WORK REQUIRED:
Beneath this sentence is a set of records; write each of them out exactly.

[PROVIDED INFORMATION start]

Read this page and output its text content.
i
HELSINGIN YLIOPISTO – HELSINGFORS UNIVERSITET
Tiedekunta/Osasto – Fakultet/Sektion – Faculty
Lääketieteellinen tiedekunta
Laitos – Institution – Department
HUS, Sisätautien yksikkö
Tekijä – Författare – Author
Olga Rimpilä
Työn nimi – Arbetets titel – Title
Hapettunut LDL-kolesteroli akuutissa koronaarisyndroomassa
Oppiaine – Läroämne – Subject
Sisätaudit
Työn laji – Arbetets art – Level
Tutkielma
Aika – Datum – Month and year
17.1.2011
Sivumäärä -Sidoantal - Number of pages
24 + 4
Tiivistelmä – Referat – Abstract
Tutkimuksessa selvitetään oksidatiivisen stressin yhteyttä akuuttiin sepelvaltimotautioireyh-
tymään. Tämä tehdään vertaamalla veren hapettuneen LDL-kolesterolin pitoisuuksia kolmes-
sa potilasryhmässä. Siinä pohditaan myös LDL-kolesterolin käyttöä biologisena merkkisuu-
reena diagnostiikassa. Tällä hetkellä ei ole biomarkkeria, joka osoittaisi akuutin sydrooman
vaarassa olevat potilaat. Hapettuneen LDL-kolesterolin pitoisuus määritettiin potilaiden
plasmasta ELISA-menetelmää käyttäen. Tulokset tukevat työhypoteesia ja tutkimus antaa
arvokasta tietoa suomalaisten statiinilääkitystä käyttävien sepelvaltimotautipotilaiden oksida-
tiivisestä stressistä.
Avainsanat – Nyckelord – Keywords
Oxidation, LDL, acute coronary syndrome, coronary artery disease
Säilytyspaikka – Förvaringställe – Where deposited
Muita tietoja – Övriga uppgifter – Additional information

[PROVIDED INFORMATION end]

FINAL RESULT:
Read this page and output its text content.
i
HELSINGIN YLIOPISTO – HELSINGFORS UNIVERSITET
Tiedekunta/Osasto – Fakultet/Sektion – Faculty
Lääketieteellinen tiedekunta
Laitos – Institution – Department
HUS, Sisätautien yksikkö
Tekijä – Författare – Author
Olga Rimpilä
Työn nimi – Arbetets titel – Title
Hapettunut LDL-kolesteroli akuutissa koronaarisyndroomassa
Oppiaine – Läroämne – Subject
Sisätaudit
Työn laji – Arbetets art – Level
Tutkielma
Aika – Datum – Month and year
17.1.2011
Sivumäärä -Sidoantal - Number of pages
24 + 4
Tiivistelmä – Referat – Abstract
Tutkimuksessa selvitetään oksidatiivisen stressin yhteyttä akuuttiin sepelvaltimotautioireyh-
tymään. Tämä tehdään vertaamalla veren hapettuneen LDL-kolesterolin pitoisuuksia kolmes-
sa potilasryhmässä. Siinä pohditaan myös LDL-kolesterolin käyttöä biologisena merkkisuu-
reena diagnostiikassa. Tällä hetkellä ei ole biomarkkeria, joka osoittaisi akuutin sydrooman
vaarassa olevat potilaat. Hapettuneen LDL-kolesterolin pitoisuus määritettiin potilaiden
plasmasta ELISA-menetelmää käyttäen. Tulokset tukevat työhypoteesia ja tutkimus antaa
arvokasta tietoa suomalaisten statiinilääkitystä käyttävien sepelvaltimotautipotilaiden oksida-
tiivisestä stressistä.
Avainsanat – Nyckelord – Keywords
Oxidation, LDL, acute coronary syndrome, coronary artery disease
Säilytyspaikka – Förvaringställe – Where deposited
Muita tietoja – Övriga uppgifter – Additional information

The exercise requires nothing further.